» WHAT THE TASK REQUIRES
Determine how many lines in the entries below contain the word "Bioinformatics". The reply is that number alone.

» WORKING DATA
┌──

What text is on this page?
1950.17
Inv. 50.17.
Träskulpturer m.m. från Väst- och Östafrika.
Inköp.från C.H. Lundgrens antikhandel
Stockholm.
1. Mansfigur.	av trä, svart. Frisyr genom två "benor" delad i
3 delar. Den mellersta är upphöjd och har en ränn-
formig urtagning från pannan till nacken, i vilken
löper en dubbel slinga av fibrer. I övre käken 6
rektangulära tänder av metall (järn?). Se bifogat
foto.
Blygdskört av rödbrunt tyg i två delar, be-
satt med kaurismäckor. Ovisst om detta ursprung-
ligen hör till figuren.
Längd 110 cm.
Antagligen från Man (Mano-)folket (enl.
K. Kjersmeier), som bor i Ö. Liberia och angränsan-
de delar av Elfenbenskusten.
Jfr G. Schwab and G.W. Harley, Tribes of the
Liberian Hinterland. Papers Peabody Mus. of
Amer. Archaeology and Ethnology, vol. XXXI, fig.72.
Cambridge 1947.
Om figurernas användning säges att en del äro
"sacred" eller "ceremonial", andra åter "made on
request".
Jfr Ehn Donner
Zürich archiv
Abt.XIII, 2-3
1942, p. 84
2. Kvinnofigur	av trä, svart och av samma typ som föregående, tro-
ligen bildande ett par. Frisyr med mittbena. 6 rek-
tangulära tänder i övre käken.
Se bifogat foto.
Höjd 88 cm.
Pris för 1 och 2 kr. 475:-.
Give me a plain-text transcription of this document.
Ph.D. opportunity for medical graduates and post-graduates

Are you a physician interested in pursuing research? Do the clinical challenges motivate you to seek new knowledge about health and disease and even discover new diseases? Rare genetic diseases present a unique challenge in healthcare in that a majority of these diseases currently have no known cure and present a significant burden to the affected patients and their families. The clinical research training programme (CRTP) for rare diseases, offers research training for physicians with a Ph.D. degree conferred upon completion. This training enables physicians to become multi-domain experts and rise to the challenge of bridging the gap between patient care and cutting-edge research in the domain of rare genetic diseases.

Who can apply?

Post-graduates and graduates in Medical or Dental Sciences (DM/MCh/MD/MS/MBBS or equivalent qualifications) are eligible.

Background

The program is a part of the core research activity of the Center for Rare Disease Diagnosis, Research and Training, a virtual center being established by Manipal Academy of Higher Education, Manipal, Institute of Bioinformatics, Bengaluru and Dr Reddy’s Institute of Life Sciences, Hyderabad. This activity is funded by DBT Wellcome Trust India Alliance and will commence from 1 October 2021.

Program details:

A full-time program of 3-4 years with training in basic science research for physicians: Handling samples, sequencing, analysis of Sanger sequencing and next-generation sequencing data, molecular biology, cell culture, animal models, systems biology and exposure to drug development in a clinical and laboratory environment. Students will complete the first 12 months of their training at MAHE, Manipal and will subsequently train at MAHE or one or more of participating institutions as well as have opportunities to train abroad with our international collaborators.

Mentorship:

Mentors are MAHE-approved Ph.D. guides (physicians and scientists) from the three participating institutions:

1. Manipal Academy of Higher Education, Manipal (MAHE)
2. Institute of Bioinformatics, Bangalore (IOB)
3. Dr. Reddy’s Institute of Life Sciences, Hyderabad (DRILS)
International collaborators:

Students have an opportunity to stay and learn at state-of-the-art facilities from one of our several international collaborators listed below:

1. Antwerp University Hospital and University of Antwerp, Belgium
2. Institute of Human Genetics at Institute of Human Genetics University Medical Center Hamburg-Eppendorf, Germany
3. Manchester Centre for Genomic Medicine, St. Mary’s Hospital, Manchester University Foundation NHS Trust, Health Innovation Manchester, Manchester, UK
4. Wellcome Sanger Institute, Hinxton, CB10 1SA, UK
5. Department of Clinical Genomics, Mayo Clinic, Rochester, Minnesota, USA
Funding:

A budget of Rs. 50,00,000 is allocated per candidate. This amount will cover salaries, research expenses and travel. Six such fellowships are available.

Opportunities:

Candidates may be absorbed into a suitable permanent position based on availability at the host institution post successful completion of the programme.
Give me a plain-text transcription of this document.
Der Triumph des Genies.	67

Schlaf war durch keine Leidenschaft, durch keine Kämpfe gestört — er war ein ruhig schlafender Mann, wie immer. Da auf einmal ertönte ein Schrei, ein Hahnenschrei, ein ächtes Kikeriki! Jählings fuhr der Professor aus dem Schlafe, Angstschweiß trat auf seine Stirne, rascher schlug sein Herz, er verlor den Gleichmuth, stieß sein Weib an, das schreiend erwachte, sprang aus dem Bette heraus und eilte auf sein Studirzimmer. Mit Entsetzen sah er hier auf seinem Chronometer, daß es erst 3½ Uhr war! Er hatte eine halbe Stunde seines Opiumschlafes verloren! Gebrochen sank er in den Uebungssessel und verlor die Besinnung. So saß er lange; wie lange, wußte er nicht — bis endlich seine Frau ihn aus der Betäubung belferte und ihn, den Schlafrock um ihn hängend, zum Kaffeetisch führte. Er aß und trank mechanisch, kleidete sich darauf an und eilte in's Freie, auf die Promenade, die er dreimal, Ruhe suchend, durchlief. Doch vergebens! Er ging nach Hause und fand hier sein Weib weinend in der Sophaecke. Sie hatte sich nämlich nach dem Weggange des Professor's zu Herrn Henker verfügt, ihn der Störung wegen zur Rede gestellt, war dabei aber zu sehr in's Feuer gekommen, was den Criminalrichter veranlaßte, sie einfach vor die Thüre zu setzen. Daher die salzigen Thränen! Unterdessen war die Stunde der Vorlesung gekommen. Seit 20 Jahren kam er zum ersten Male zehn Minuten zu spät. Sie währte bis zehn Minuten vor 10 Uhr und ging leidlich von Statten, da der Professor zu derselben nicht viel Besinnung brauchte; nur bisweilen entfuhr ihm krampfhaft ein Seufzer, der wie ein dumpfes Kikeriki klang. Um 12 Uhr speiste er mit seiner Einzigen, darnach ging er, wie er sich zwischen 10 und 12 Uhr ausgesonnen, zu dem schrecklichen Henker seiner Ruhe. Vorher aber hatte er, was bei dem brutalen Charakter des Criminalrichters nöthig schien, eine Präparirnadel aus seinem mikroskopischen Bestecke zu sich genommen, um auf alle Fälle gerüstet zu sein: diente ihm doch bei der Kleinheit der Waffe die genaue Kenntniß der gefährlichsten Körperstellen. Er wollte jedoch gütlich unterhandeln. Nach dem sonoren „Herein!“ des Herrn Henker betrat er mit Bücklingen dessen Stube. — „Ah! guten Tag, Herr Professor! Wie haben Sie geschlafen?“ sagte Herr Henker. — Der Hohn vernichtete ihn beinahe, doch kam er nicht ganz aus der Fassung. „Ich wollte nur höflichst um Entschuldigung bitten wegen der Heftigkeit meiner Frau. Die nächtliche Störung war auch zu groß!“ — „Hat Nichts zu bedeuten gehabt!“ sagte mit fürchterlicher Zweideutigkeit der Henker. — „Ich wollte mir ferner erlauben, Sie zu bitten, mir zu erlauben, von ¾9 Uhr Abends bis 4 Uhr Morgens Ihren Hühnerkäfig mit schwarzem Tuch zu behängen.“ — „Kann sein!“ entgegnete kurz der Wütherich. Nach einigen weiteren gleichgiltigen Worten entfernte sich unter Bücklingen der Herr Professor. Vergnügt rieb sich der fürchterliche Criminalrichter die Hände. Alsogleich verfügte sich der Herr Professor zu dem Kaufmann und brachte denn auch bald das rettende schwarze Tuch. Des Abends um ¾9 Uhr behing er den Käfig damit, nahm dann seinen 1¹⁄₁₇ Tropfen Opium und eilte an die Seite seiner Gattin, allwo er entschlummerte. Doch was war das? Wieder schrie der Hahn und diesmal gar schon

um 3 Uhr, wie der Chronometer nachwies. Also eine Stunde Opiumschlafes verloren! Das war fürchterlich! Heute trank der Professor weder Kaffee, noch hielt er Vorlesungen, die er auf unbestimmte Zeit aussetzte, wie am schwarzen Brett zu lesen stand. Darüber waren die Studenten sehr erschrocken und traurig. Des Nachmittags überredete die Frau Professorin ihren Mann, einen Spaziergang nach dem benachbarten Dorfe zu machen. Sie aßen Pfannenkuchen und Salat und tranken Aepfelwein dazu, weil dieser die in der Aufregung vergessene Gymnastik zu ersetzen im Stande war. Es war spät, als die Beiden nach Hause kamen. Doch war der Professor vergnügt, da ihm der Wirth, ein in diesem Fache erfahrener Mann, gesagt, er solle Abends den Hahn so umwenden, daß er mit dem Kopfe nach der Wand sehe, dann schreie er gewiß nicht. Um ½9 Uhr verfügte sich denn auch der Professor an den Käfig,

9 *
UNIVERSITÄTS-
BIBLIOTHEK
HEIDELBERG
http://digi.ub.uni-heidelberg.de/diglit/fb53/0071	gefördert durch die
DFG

└──

» SOLUTION TO THE EXERCISE
2